• Exercise
Without altering anything, repeat each of the records.

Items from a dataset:
┌──

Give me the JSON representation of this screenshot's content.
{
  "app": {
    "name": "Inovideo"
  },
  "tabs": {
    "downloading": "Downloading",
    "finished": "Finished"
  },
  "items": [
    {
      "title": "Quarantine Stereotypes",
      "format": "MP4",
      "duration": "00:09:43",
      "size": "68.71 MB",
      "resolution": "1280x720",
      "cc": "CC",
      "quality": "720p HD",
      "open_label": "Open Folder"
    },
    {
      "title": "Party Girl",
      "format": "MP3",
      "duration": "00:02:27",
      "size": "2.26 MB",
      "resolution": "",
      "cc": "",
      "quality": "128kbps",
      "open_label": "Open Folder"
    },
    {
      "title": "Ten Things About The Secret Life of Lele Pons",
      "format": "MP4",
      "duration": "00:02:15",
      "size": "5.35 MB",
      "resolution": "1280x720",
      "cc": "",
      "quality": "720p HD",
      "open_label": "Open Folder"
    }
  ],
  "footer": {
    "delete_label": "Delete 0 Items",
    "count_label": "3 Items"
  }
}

└──

• Solved problem
Give me the JSON representation of this screenshot's content.
{
  "app": {
    "name": "Inovideo"
  },
  "tabs": {
    "downloading": "Downloading",
    "finished": "Finished"
  },
  "items": [
    {
      "title": "Quarantine Stereotypes",
      "format": "MP4",
      "duration": "00:09:43",
      "size": "68.71 MB",
      "resolution": "1280x720",
      "cc": "CC",
      "quality": "720p HD",
      "open_label": "Open Folder"
    },
    {
      "title": "Party Girl",
      "format": "MP3",
      "duration": "00:02:27",
      "size": "2.26 MB",
      "resolution": "",
      "cc": "",
      "quality": "128kbps",
      "open_label": "Open Folder"
    },
    {
      "title": "Ten Things About The Secret Life of Lele Pons",
      "format": "MP4",
      "duration": "00:02:15",
      "size": "5.35 MB",
      "resolution": "1280x720",
      "cc": "",
      "quality": "720p HD",
      "open_label": "Open Folder"
    }
  ],
  "footer": {
    "delete_label": "Delete 0 Items",
    "count_label": "3 Items"
  }
}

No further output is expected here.